Dataset entries
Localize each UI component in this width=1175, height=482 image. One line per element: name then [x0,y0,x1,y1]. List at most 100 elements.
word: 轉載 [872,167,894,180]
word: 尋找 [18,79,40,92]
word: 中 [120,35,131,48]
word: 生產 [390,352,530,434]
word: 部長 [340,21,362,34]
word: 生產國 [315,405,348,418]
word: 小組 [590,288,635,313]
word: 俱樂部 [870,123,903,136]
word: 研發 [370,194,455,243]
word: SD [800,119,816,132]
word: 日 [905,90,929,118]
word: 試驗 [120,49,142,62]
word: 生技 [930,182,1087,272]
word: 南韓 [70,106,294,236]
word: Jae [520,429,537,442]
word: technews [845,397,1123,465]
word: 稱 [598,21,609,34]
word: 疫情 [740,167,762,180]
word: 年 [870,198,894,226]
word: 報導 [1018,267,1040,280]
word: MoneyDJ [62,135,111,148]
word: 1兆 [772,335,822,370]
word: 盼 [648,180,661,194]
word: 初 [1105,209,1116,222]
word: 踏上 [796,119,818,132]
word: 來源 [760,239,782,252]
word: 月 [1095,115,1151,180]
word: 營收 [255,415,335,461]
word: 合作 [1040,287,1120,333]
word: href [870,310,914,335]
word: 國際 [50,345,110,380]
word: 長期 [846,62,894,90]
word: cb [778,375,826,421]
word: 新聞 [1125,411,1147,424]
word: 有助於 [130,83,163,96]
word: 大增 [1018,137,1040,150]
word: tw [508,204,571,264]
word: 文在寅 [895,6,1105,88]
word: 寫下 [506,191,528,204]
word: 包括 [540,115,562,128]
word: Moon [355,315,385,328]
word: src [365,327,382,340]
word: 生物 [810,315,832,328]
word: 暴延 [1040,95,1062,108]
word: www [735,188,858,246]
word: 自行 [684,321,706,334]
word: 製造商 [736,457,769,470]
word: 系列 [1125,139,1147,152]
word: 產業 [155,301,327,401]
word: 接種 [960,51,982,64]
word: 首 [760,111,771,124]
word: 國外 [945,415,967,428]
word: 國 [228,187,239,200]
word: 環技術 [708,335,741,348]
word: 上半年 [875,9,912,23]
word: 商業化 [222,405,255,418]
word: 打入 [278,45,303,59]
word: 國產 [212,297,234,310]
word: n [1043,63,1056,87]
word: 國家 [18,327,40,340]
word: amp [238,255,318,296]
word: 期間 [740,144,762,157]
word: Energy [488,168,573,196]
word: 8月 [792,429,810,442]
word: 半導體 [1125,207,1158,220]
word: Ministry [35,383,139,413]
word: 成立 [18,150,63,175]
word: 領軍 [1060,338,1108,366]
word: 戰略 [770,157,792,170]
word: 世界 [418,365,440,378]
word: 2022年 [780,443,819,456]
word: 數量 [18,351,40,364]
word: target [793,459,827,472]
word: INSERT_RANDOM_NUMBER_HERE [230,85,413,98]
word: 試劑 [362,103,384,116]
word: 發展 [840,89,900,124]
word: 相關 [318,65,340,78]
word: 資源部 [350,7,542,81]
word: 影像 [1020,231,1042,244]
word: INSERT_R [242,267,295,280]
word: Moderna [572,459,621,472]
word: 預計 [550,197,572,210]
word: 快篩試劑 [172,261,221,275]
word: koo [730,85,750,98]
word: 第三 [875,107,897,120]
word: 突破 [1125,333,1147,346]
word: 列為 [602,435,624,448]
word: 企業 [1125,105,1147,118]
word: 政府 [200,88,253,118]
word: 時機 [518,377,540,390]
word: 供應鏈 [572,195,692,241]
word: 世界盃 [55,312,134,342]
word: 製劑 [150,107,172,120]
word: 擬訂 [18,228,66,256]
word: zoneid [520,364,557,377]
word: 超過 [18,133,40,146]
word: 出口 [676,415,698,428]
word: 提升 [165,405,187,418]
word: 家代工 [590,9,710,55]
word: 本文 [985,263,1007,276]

* _STATED TASK_: Copy all of the lines above without changing anything.

* _THE COMPLETED TASK_:
Localize each UI component in this width=1175, height=482 image. One line per element: name then [x0,y0,x1,y1]. List at most 100 elements.
word: 轉載 [872,167,894,180]
word: 尋找 [18,79,40,92]
word: 中 [120,35,131,48]
word: 生產 [390,352,530,434]
word: 部長 [340,21,362,34]
word: 生產國 [315,405,348,418]
word: 小組 [590,288,635,313]
word: 俱樂部 [870,123,903,136]
word: 研發 [370,194,455,243]
word: SD [800,119,816,132]
word: 日 [905,90,929,118]
word: 試驗 [120,49,142,62]
word: 生技 [930,182,1087,272]
word: 南韓 [70,106,294,236]
word: Jae [520,429,537,442]
word: technews [845,397,1123,465]
word: 稱 [598,21,609,34]
word: 疫情 [740,167,762,180]
word: 年 [870,198,894,226]
word: 報導 [1018,267,1040,280]
word: MoneyDJ [62,135,111,148]
word: 1兆 [772,335,822,370]
word: 盼 [648,180,661,194]
word: 初 [1105,209,1116,222]
word: 踏上 [796,119,818,132]
word: 來源 [760,239,782,252]
word: 月 [1095,115,1151,180]
word: 營收 [255,415,335,461]
word: 合作 [1040,287,1120,333]
word: href [870,310,914,335]
word: 國際 [50,345,110,380]
word: 長期 [846,62,894,90]
word: cb [778,375,826,421]
word: 新聞 [1125,411,1147,424]
word: 有助於 [130,83,163,96]
word: 大增 [1018,137,1040,150]
word: tw [508,204,571,264]
word: 文在寅 [895,6,1105,88]
word: 寫下 [506,191,528,204]
word: 包括 [540,115,562,128]
word: Moon [355,315,385,328]
word: src [365,327,382,340]
word: 生物 [810,315,832,328]
word: 暴延 [1040,95,1062,108]
word: www [735,188,858,246]
word: 自行 [684,321,706,334]
word: 製造商 [736,457,769,470]
word: 系列 [1125,139,1147,152]
word: 產業 [155,301,327,401]
word: 接種 [960,51,982,64]
word: 首 [760,111,771,124]
word: 國外 [945,415,967,428]
word: 國 [228,187,239,200]
word: 環技術 [708,335,741,348]
word: 上半年 [875,9,912,23]
word: 商業化 [222,405,255,418]
word: 打入 [278,45,303,59]
word: 國產 [212,297,234,310]
word: n [1043,63,1056,87]
word: 國家 [18,327,40,340]
word: amp [238,255,318,296]
word: 期間 [740,144,762,157]
word: Energy [488,168,573,196]
word: 8月 [792,429,810,442]
word: 半導體 [1125,207,1158,220]
word: Ministry [35,383,139,413]
word: 成立 [18,150,63,175]
word: 領軍 [1060,338,1108,366]
word: 戰略 [770,157,792,170]
word: 世界 [418,365,440,378]
word: 2022年 [780,443,819,456]
word: 數量 [18,351,40,364]
word: target [793,459,827,472]
word: INSERT_RANDOM_NUMBER_HERE [230,85,413,98]
word: 試劑 [362,103,384,116]
word: 發展 [840,89,900,124]
word: 相關 [318,65,340,78]
word: 資源部 [350,7,542,81]
word: 影像 [1020,231,1042,244]
word: INSERT_R [242,267,295,280]
word: Moderna [572,459,621,472]
word: 預計 [550,197,572,210]
word: 快篩試劑 [172,261,221,275]
word: koo [730,85,750,98]
word: 第三 [875,107,897,120]
word: 突破 [1125,333,1147,346]
word: 列為 [602,435,624,448]
word: 企業 [1125,105,1147,118]
word: 政府 [200,88,253,118]
word: 時機 [518,377,540,390]
word: 供應鏈 [572,195,692,241]
word: 世界盃 [55,312,134,342]
word: 製劑 [150,107,172,120]
word: 擬訂 [18,228,66,256]
word: zoneid [520,364,557,377]
word: 超過 [18,133,40,146]
word: 出口 [676,415,698,428]
word: 提升 [165,405,187,418]
word: 家代工 [590,9,710,55]
word: 本文 [985,263,1007,276]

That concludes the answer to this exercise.